■ **Problem statement**:
Your reply should be a single number: how many lines contain the string "scheduled".

◆ ◆ ◆ ◆

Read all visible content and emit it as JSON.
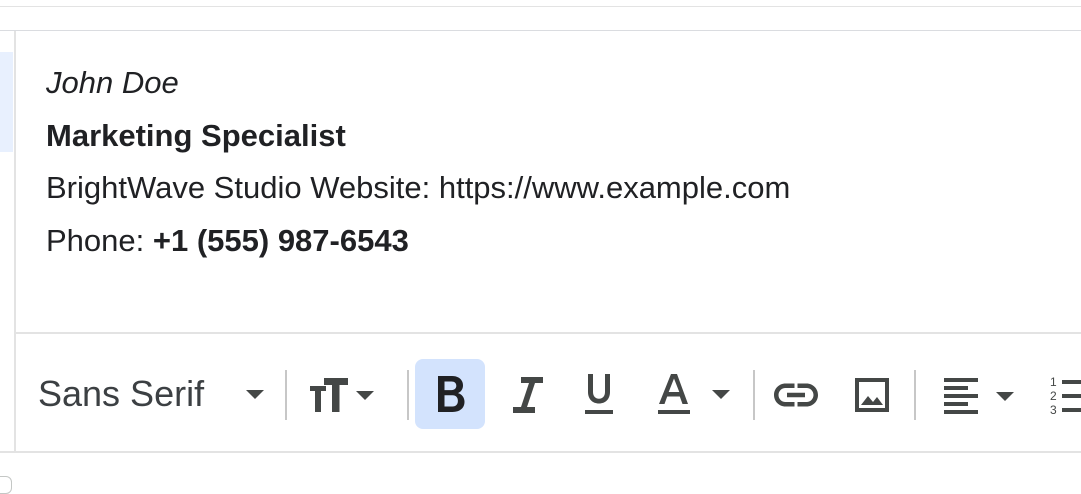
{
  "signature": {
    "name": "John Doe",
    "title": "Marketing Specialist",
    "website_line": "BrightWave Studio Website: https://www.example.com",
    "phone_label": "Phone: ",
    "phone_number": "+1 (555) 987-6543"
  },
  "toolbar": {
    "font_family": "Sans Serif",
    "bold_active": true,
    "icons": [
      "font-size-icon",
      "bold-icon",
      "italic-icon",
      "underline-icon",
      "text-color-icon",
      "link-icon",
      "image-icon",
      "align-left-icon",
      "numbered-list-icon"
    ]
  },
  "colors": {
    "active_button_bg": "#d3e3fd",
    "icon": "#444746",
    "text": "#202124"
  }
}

◆ ◆ ◆ ◆

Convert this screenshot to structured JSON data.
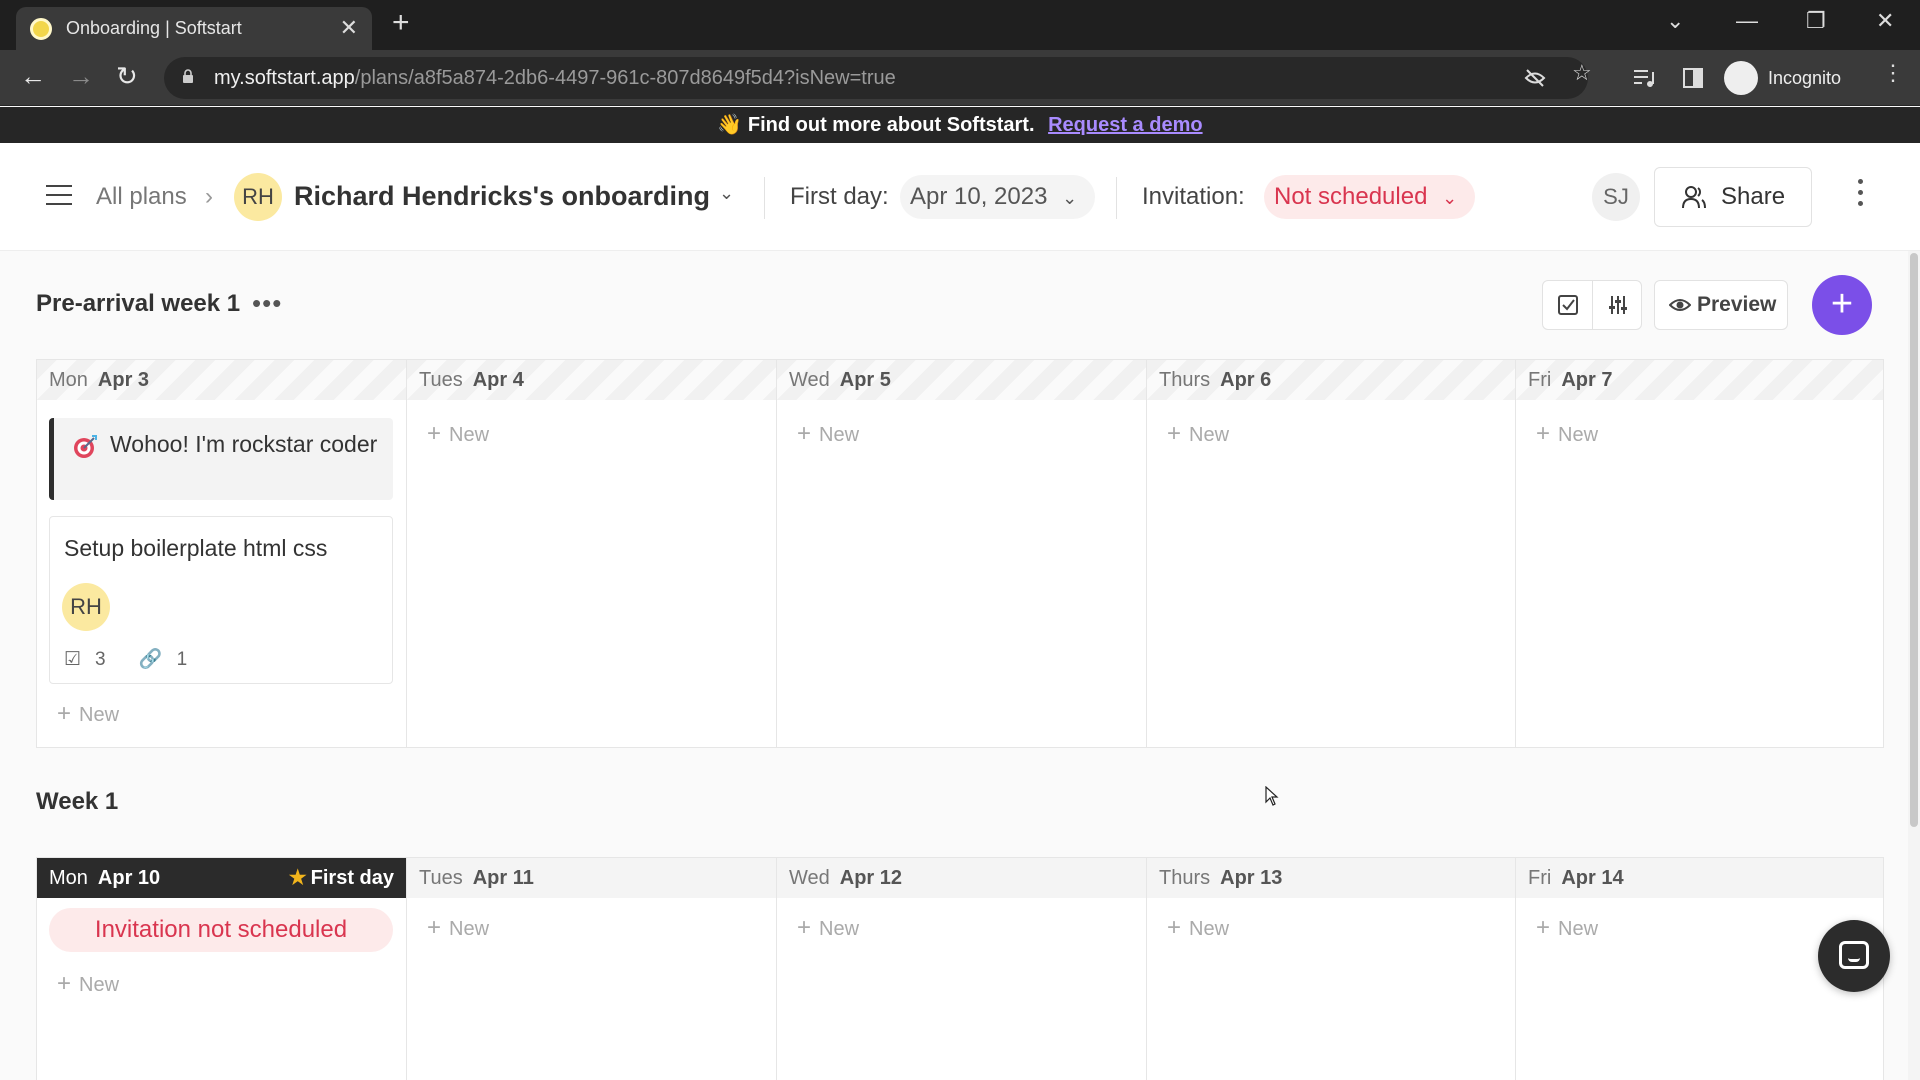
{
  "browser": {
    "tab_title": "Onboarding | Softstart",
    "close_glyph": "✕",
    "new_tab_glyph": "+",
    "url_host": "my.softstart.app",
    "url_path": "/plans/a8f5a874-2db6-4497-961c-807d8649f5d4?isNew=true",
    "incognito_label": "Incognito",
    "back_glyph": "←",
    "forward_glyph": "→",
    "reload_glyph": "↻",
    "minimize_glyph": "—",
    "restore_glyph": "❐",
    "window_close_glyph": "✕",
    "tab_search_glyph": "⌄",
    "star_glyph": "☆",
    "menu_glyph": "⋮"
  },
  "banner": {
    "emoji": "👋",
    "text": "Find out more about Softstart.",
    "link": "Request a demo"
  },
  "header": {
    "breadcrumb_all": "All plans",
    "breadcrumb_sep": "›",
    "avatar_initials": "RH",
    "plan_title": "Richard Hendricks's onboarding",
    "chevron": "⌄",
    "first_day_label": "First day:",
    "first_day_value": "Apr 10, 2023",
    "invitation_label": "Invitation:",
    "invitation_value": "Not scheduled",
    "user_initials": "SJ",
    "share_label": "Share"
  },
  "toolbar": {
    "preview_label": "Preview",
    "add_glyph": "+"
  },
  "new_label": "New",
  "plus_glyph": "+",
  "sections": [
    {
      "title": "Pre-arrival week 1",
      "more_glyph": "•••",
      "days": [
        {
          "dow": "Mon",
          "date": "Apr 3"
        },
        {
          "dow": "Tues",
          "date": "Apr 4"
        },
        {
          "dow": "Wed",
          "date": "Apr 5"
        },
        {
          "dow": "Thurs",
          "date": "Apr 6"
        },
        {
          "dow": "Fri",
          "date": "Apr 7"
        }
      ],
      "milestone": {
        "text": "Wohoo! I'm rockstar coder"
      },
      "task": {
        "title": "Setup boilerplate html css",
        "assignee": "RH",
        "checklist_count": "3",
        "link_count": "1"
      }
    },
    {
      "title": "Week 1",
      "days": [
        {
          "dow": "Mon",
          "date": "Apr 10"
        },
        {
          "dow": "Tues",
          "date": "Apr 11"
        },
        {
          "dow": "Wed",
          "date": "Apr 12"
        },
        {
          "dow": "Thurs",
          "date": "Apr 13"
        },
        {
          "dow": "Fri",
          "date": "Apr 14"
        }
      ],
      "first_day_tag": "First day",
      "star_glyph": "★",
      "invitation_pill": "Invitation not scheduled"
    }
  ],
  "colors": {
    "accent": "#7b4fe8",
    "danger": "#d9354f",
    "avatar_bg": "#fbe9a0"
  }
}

◆ ◆ ◆ ◆

■ **Response**:
2